"ردیاب" appears in how many lines of the entries? State only the number.
★ ★ ★ ★ ★ ★ ★
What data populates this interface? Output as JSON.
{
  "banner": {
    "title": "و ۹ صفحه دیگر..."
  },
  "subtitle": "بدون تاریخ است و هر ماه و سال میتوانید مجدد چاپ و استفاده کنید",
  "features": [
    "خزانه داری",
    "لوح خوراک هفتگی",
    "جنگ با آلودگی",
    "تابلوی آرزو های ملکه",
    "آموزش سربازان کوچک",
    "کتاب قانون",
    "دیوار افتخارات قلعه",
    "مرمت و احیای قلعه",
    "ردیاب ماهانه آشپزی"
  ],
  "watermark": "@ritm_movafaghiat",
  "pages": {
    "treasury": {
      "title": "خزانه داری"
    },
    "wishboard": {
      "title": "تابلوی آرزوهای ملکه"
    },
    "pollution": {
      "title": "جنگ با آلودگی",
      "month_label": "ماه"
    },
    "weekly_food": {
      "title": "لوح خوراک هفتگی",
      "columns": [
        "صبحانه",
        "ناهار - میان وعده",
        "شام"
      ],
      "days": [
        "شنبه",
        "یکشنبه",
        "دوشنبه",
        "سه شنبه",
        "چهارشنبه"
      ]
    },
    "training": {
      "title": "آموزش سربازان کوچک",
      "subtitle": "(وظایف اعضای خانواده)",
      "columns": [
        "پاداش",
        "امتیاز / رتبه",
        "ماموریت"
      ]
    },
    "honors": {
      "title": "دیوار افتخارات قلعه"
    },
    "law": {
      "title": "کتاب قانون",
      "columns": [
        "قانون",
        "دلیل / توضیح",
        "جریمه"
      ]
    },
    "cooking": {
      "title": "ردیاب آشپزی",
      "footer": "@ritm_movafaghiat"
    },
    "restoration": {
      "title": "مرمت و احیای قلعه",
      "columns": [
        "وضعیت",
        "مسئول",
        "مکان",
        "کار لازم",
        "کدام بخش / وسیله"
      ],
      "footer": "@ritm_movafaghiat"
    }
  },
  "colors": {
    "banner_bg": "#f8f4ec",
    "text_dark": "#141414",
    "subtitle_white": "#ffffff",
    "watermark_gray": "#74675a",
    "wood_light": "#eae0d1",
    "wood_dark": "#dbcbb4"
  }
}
★ ★ ★ ★ ★ ★ ★
◆ RESULT OF THIS EXERCISE ◆
2